Problem to work on:
Below is a block of records. Copy every line in it that contains the word "énergie".

Listed entries:
/---

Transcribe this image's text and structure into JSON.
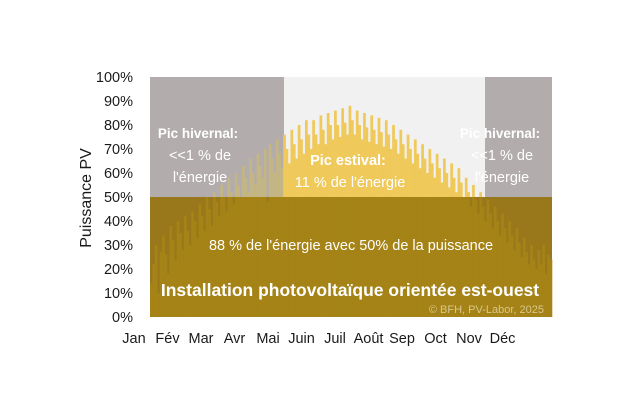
{
  "chart_data": {
    "type": "area",
    "ylabel": "Puissance PV",
    "ylim": [
      0,
      100
    ],
    "yticks": [
      "0%",
      "10%",
      "20%",
      "30%",
      "40%",
      "50%",
      "60%",
      "70%",
      "80%",
      "90%",
      "100%"
    ],
    "months": [
      "Jan",
      "Fév",
      "Mar",
      "Avr",
      "Mai",
      "Juin",
      "Juil",
      "Août",
      "Sep",
      "Oct",
      "Nov",
      "Déc"
    ],
    "threshold_percent": 50,
    "winter_regions_months": [
      [
        0,
        4
      ],
      [
        10,
        12
      ]
    ],
    "daily_peak_percent": [
      14,
      22,
      30,
      10,
      27,
      34,
      26,
      18,
      38,
      32,
      24,
      40,
      35,
      28,
      42,
      36,
      30,
      44,
      40,
      33,
      47,
      42,
      36,
      50,
      45,
      38,
      52,
      48,
      42,
      55,
      50,
      44,
      58,
      52,
      47,
      60,
      55,
      50,
      63,
      58,
      52,
      66,
      60,
      55,
      68,
      63,
      58,
      70,
      48,
      72,
      66,
      60,
      74,
      68,
      62,
      76,
      70,
      64,
      78,
      72,
      66,
      80,
      74,
      68,
      82,
      76,
      70,
      82,
      76,
      72,
      84,
      78,
      72,
      85,
      80,
      74,
      86,
      80,
      75,
      87,
      81,
      76,
      88,
      82,
      76,
      86,
      80,
      74,
      85,
      79,
      73,
      84,
      78,
      72,
      83,
      77,
      71,
      82,
      76,
      70,
      80,
      74,
      68,
      78,
      72,
      66,
      76,
      70,
      64,
      74,
      68,
      62,
      72,
      66,
      60,
      70,
      64,
      58,
      68,
      62,
      56,
      66,
      60,
      54,
      64,
      58,
      52,
      62,
      56,
      50,
      58,
      52,
      46,
      55,
      49,
      43,
      52,
      46,
      40,
      49,
      43,
      37,
      46,
      40,
      34,
      43,
      37,
      31,
      40,
      34,
      28,
      37,
      31,
      25,
      33,
      27,
      22,
      30,
      24,
      20,
      28,
      22,
      30,
      18,
      26,
      24
    ],
    "annotations": {
      "winter_left_title": "Pic hivernal:",
      "winter_left_line1": "<<1 % de",
      "winter_left_line2": "l'énergie",
      "summer_title": "Pic estival:",
      "summer_text": "11 % de l'énergie",
      "winter_right_title": "Pic hivernal:",
      "winter_right_line1": "<<1 % de",
      "winter_right_line2": "l'énergie",
      "lower_text": "88 % de l'énergie avec 50% de la puissance",
      "system_label": "Installation photovoltaïque orientée est-ouest",
      "copyright": "© BFH, PV-Labor, 2025"
    },
    "colors": {
      "winter_bg": "#b3acac",
      "summer_bg": "#f1f1f1",
      "lower_band": "#98781b",
      "upper_summer_fill": "#f0c95b",
      "winter_upper_fill": "#c3b684",
      "lower_fill": "#a58316"
    }
  }
}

\---

Expected answer:
      "winter_left_line2": "l'énergie",
      "summer_text": "11 % de l'énergie",
      "winter_right_line2": "l'énergie",
      "lower_text": "88 % de l'énergie avec 50% de la puissance",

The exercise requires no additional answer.